— Given problem —
Without the pictures, output the records below word for word.

— Data section —
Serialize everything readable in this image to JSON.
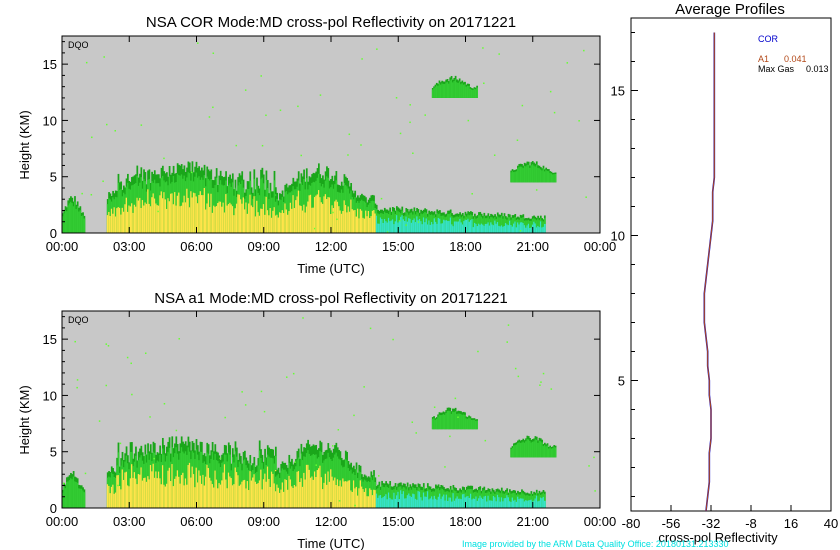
{
  "colors": {
    "background": "#c8c8c8",
    "echo_dark_green": "#1aa61a",
    "echo_green": "#33cc33",
    "echo_light_green": "#66ff33",
    "echo_yellow": "#ffe44a",
    "echo_cyan": "#36e2c8",
    "cor_line": "#0000cc",
    "a1_line": "#b34a1a",
    "credit_text": "#00e0e0"
  },
  "chart_data": [
    {
      "type": "heatmap",
      "title": "NSA COR  Mode:MD  cross-pol Reflectivity on 20171221",
      "xlabel": "Time (UTC)",
      "ylabel": "Height (KM)",
      "panel_tag": "DQO",
      "x_ticks": [
        "00:00",
        "03:00",
        "06:00",
        "09:00",
        "12:00",
        "15:00",
        "18:00",
        "21:00",
        "00:00"
      ],
      "y_ticks": [
        "0",
        "5",
        "10",
        "15"
      ],
      "xlim": [
        0,
        24
      ],
      "ylim": [
        0,
        17.5
      ],
      "cloud_regions": [
        {
          "name": "early-echo",
          "t_start": 0.0,
          "t_end": 1.0,
          "top_km": 3.5
        },
        {
          "name": "main-system",
          "t_start": 2.0,
          "t_end": 9.5,
          "top_km": 6.5
        },
        {
          "name": "midday-system",
          "t_start": 9.5,
          "t_end": 14.0,
          "top_km": 6.3
        },
        {
          "name": "afternoon-low",
          "t_start": 14.0,
          "t_end": 21.5,
          "top_km": 2.5
        },
        {
          "name": "cirrus-18utc",
          "t_start": 16.5,
          "t_end": 18.5,
          "base_km": 12.0,
          "top_km": 14.0
        },
        {
          "name": "late-echo",
          "t_start": 20.0,
          "t_end": 22.0,
          "base_km": 4.5,
          "top_km": 6.5
        }
      ]
    },
    {
      "type": "heatmap",
      "title": "NSA a1  Mode:MD  cross-pol Reflectivity on 20171221",
      "xlabel": "Time (UTC)",
      "ylabel": "Height (KM)",
      "panel_tag": "DQO",
      "x_ticks": [
        "00:00",
        "03:00",
        "06:00",
        "09:00",
        "12:00",
        "15:00",
        "18:00",
        "21:00",
        "00:00"
      ],
      "y_ticks": [
        "0",
        "5",
        "10",
        "15"
      ],
      "xlim": [
        0,
        24
      ],
      "ylim": [
        0,
        17.5
      ],
      "cloud_regions": [
        {
          "name": "early-echo",
          "t_start": 0.0,
          "t_end": 1.0,
          "top_km": 3.5
        },
        {
          "name": "main-system",
          "t_start": 2.0,
          "t_end": 9.5,
          "top_km": 6.5
        },
        {
          "name": "midday-system",
          "t_start": 9.5,
          "t_end": 14.0,
          "top_km": 6.3
        },
        {
          "name": "afternoon-low",
          "t_start": 14.0,
          "t_end": 21.5,
          "top_km": 2.5
        },
        {
          "name": "cirrus-18utc",
          "t_start": 16.5,
          "t_end": 18.5,
          "base_km": 7.0,
          "top_km": 9.0
        },
        {
          "name": "late-echo",
          "t_start": 20.0,
          "t_end": 22.0,
          "base_km": 4.5,
          "top_km": 6.5
        }
      ]
    },
    {
      "type": "line",
      "title": "Average Profiles",
      "xlabel": "cross-pol Reflectivity",
      "x_ticks": [
        "-80",
        "-56",
        "-32",
        "-8",
        "16",
        "40"
      ],
      "y_ticks": [
        "5",
        "10",
        "15"
      ],
      "xlim": [
        -80,
        40
      ],
      "ylim": [
        0.5,
        17.5
      ],
      "legend": {
        "placement": "top-right",
        "entries": [
          {
            "label": "COR",
            "value": ""
          },
          {
            "label": "A1",
            "value": "0.041"
          },
          {
            "label": "Max Gas",
            "value": "0.013"
          }
        ]
      },
      "series": [
        {
          "name": "COR",
          "x": [
            -35,
            -34,
            -33,
            -33,
            -33,
            -32,
            -32,
            -32,
            -33,
            -33,
            -34,
            -34,
            -35,
            -36,
            -36,
            -36,
            -35,
            -34,
            -33,
            -32,
            -31,
            -31,
            -31,
            -30,
            -30,
            -30,
            -30,
            -30,
            -30,
            -30,
            -30,
            -30,
            -30,
            -30
          ],
          "y": [
            0.5,
            1.0,
            1.5,
            2.0,
            2.5,
            3.0,
            3.5,
            4.0,
            4.5,
            5.0,
            5.5,
            6.0,
            6.5,
            7.0,
            7.5,
            8.0,
            8.5,
            9.0,
            9.5,
            10.0,
            10.5,
            11.0,
            11.5,
            12.0,
            12.5,
            13.0,
            13.5,
            14.0,
            14.5,
            15.0,
            15.5,
            16.0,
            16.5,
            17.0
          ]
        },
        {
          "name": "A1",
          "x": [
            -35,
            -34,
            -33,
            -33,
            -33,
            -32,
            -32,
            -32,
            -33,
            -33,
            -34,
            -34,
            -35,
            -36,
            -36,
            -36,
            -35,
            -34,
            -33,
            -32,
            -31,
            -31,
            -31,
            -30,
            -30,
            -30,
            -30,
            -30,
            -30,
            -30,
            -30,
            -30,
            -30,
            -30
          ],
          "y": [
            0.5,
            1.0,
            1.5,
            2.0,
            2.5,
            3.0,
            3.5,
            4.0,
            4.5,
            5.0,
            5.5,
            6.0,
            6.5,
            7.0,
            7.5,
            8.0,
            8.5,
            9.0,
            9.5,
            10.0,
            10.5,
            11.0,
            11.5,
            12.0,
            12.5,
            13.0,
            13.5,
            14.0,
            14.5,
            15.0,
            15.5,
            16.0,
            16.5,
            17.0
          ]
        }
      ]
    }
  ],
  "credit": "Image provided by the ARM Data Quality Office: 20180131.213330"
}
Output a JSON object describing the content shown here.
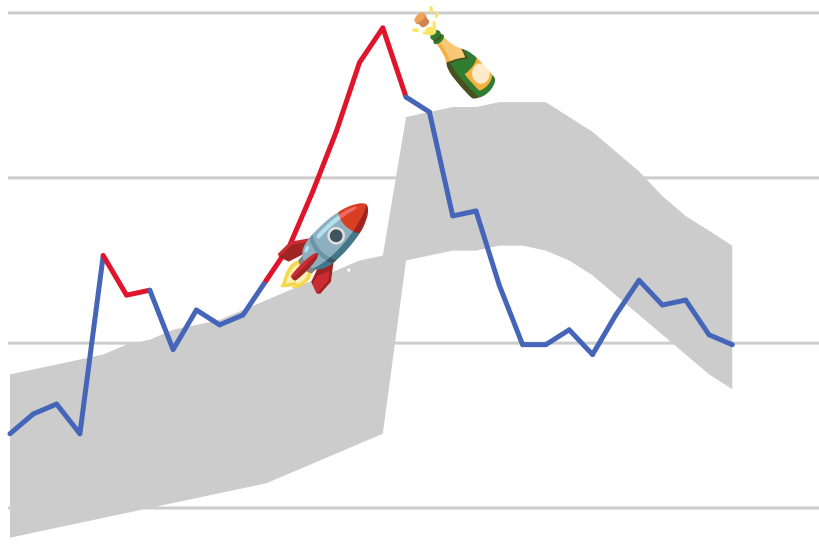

— Result of this exercise —
Serialize everything readable in this image to JSON.
{
  "colors": {
    "background": "#c8c8c8",
    "echo_dark_green": "#1aa61a",
    "echo_green": "#33cc33",
    "echo_light_green": "#66ff33",
    "echo_yellow": "#ffe44a",
    "echo_cyan": "#36e2c8",
    "cor_line": "#0000cc",
    "a1_line": "#b34a1a",
    "credit_text": "#00e0e0"
  },
  "chart_data": [
    {
      "type": "heatmap",
      "title": "NSA COR  Mode:MD  cross-pol Reflectivity on 20171221",
      "xlabel": "Time (UTC)",
      "ylabel": "Height (KM)",
      "panel_tag": "DQO",
      "x_ticks": [
        "00:00",
        "03:00",
        "06:00",
        "09:00",
        "12:00",
        "15:00",
        "18:00",
        "21:00",
        "00:00"
      ],
      "y_ticks": [
        "0",
        "5",
        "10",
        "15"
      ],
      "xlim": [
        0,
        24
      ],
      "ylim": [
        0,
        17.5
      ],
      "cloud_regions": [
        {
          "name": "early-echo",
          "t_start": 0.0,
          "t_end": 1.0,
          "top_km": 3.5
        },
        {
          "name": "main-system",
          "t_start": 2.0,
          "t_end": 9.5,
          "top_km": 6.5
        },
        {
          "name": "midday-system",
          "t_start": 9.5,
          "t_end": 14.0,
          "top_km": 6.3
        },
        {
          "name": "afternoon-low",
          "t_start": 14.0,
          "t_end": 21.5,
          "top_km": 2.5
        },
        {
          "name": "cirrus-18utc",
          "t_start": 16.5,
          "t_end": 18.5,
          "base_km": 12.0,
          "top_km": 14.0
        },
        {
          "name": "late-echo",
          "t_start": 20.0,
          "t_end": 22.0,
          "base_km": 4.5,
          "top_km": 6.5
        }
      ]
    },
    {
      "type": "heatmap",
      "title": "NSA a1  Mode:MD  cross-pol Reflectivity on 20171221",
      "xlabel": "Time (UTC)",
      "ylabel": "Height (KM)",
      "panel_tag": "DQO",
      "x_ticks": [
        "00:00",
        "03:00",
        "06:00",
        "09:00",
        "12:00",
        "15:00",
        "18:00",
        "21:00",
        "00:00"
      ],
      "y_ticks": [
        "0",
        "5",
        "10",
        "15"
      ],
      "xlim": [
        0,
        24
      ],
      "ylim": [
        0,
        17.5
      ],
      "cloud_regions": [
        {
          "name": "early-echo",
          "t_start": 0.0,
          "t_end": 1.0,
          "top_km": 3.5
        },
        {
          "name": "main-system",
          "t_start": 2.0,
          "t_end": 9.5,
          "top_km": 6.5
        },
        {
          "name": "midday-system",
          "t_start": 9.5,
          "t_end": 14.0,
          "top_km": 6.3
        },
        {
          "name": "afternoon-low",
          "t_start": 14.0,
          "t_end": 21.5,
          "top_km": 2.5
        },
        {
          "name": "cirrus-18utc",
          "t_start": 16.5,
          "t_end": 18.5,
          "base_km": 7.0,
          "top_km": 9.0
        },
        {
          "name": "late-echo",
          "t_start": 20.0,
          "t_end": 22.0,
          "base_km": 4.5,
          "top_km": 6.5
        }
      ]
    },
    {
      "type": "line",
      "title": "Average Profiles",
      "xlabel": "cross-pol Reflectivity",
      "x_ticks": [
        "-80",
        "-56",
        "-32",
        "-8",
        "16",
        "40"
      ],
      "y_ticks": [
        "5",
        "10",
        "15"
      ],
      "xlim": [
        -80,
        40
      ],
      "ylim": [
        0.5,
        17.5
      ],
      "legend": {
        "placement": "top-right",
        "entries": [
          {
            "label": "COR",
            "value": ""
          },
          {
            "label": "A1",
            "value": "0.041"
          },
          {
            "label": "Max Gas",
            "value": "0.013"
          }
        ]
      },
      "series": [
        {
          "name": "COR",
          "x": [
            -35,
            -34,
            -33,
            -33,
            -33,
            -32,
            -32,
            -32,
            -33,
            -33,
            -34,
            -34,
            -35,
            -36,
            -36,
            -36,
            -35,
            -34,
            -33,
            -32,
            -31,
            -31,
            -31,
            -30,
            -30,
            -30,
            -30,
            -30,
            -30,
            -30,
            -30,
            -30,
            -30,
            -30
          ],
          "y": [
            0.5,
            1.0,
            1.5,
            2.0,
            2.5,
            3.0,
            3.5,
            4.0,
            4.5,
            5.0,
            5.5,
            6.0,
            6.5,
            7.0,
            7.5,
            8.0,
            8.5,
            9.0,
            9.5,
            10.0,
            10.5,
            11.0,
            11.5,
            12.0,
            12.5,
            13.0,
            13.5,
            14.0,
            14.5,
            15.0,
            15.5,
            16.0,
            16.5,
            17.0
          ]
        },
        {
          "name": "A1",
          "x": [
            -35,
            -34,
            -33,
            -33,
            -33,
            -32,
            -32,
            -32,
            -33,
            -33,
            -34,
            -34,
            -35,
            -36,
            -36,
            -36,
            -35,
            -34,
            -33,
            -32,
            -31,
            -31,
            -31,
            -30,
            -30,
            -30,
            -30,
            -30,
            -30,
            -30,
            -30,
            -30,
            -30,
            -30
          ],
          "y": [
            0.5,
            1.0,
            1.5,
            2.0,
            2.5,
            3.0,
            3.5,
            4.0,
            4.5,
            5.0,
            5.5,
            6.0,
            6.5,
            7.0,
            7.5,
            8.0,
            8.5,
            9.0,
            9.5,
            10.0,
            10.5,
            11.0,
            11.5,
            12.0,
            12.5,
            13.0,
            13.5,
            14.0,
            14.5,
            15.0,
            15.5,
            16.0,
            16.5,
            17.0
          ]
        }
      ]
    }
  ],
  "credit": "Image provided by the ARM Data Quality Office: 20180131.213330"
}
Output a JSON object describing the content shown here.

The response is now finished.